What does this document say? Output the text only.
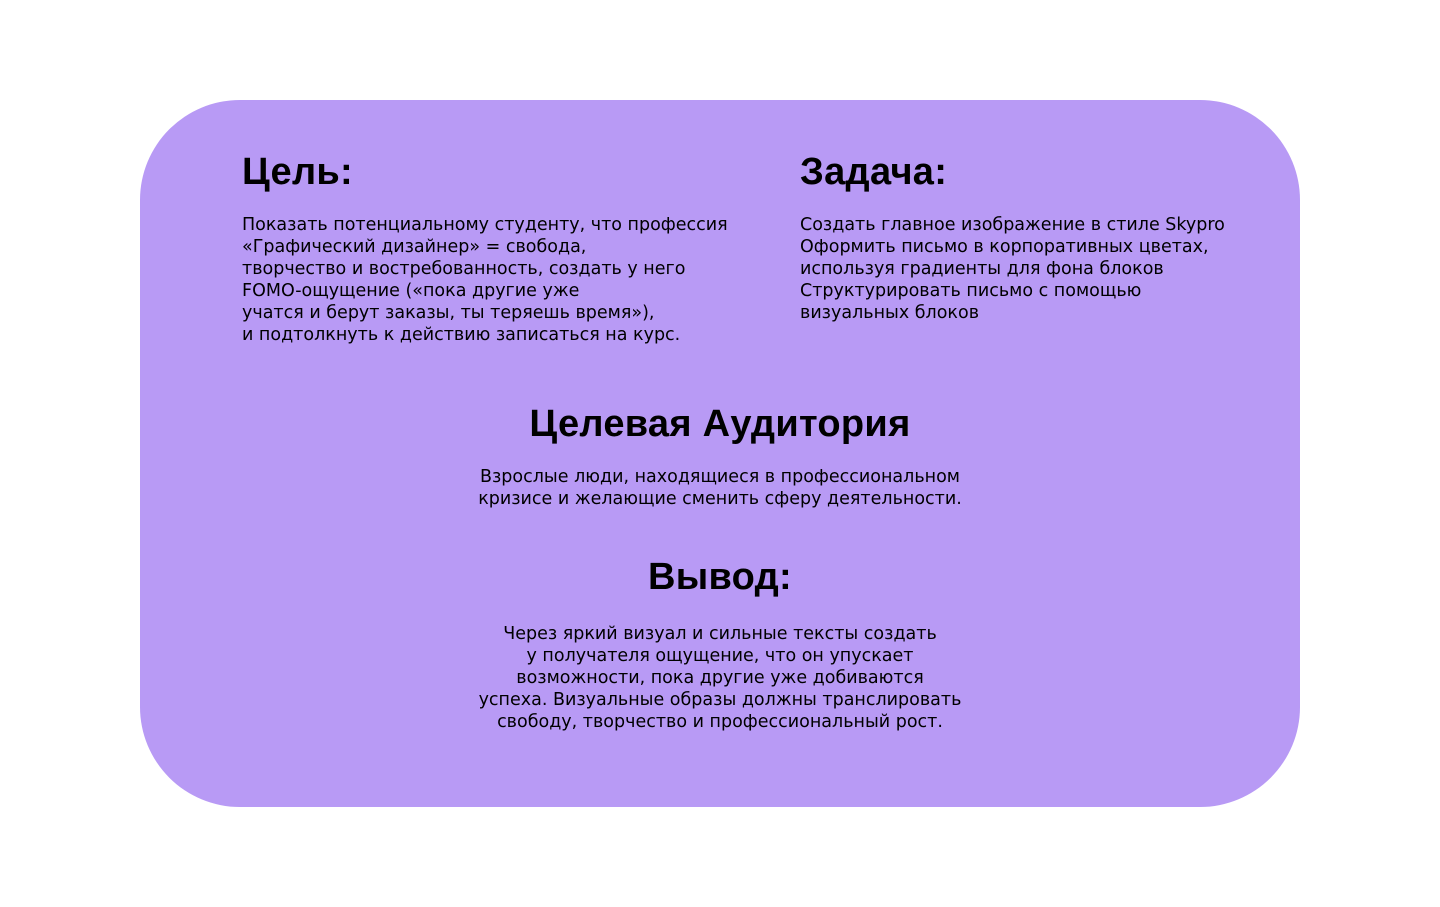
Цель:
Показать потенциальному студенту, что профессия
«Графический дизайнер» = свобода,
творчество и востребованность, создать у него
FOMO-ощущение («пока другие уже
учатся и берут заказы, ты теряешь время»),
и подтолкнуть к действию записаться на курс.
Задача:
Создать главное изображение в стиле Skypro
Оформить письмо в корпоративных цветах,
используя градиенты для фона блоков
Структурировать письмо с помощью
визуальных блоков
Целевая Аудитория
Взрослые люди, находящиеся в профессиональном
кризисе и желающие сменить сферу деятельности.
Вывод:
Через яркий визуал и сильные тексты создать
у получателя ощущение, что он упускает
возможности, пока другие уже добиваются
успеха. Визуальные образы должны транслировать
свободу, творчество и профессиональный рост.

§ Goal of the exercise: Take the listing above and restate it word for word, without its pictures.

§ Correct result:
What does this document say? Output the text only.
Цель:
Показать потенциальному студенту, что профессия
«Графический дизайнер» = свобода,
творчество и востребованность, создать у него
FOMO-ощущение («пока другие уже
учатся и берут заказы, ты теряешь время»),
и подтолкнуть к действию записаться на курс.
Задача:
Создать главное изображение в стиле Skypro
Оформить письмо в корпоративных цветах,
используя градиенты для фона блоков
Структурировать письмо с помощью
визуальных блоков
Целевая Аудитория
Взрослые люди, находящиеся в профессиональном
кризисе и желающие сменить сферу деятельности.
Вывод:
Через яркий визуал и сильные тексты создать
у получателя ощущение, что он упускает
возможности, пока другие уже добиваются
успеха. Визуальные образы должны транслировать
свободу, творчество и профессиональный рост.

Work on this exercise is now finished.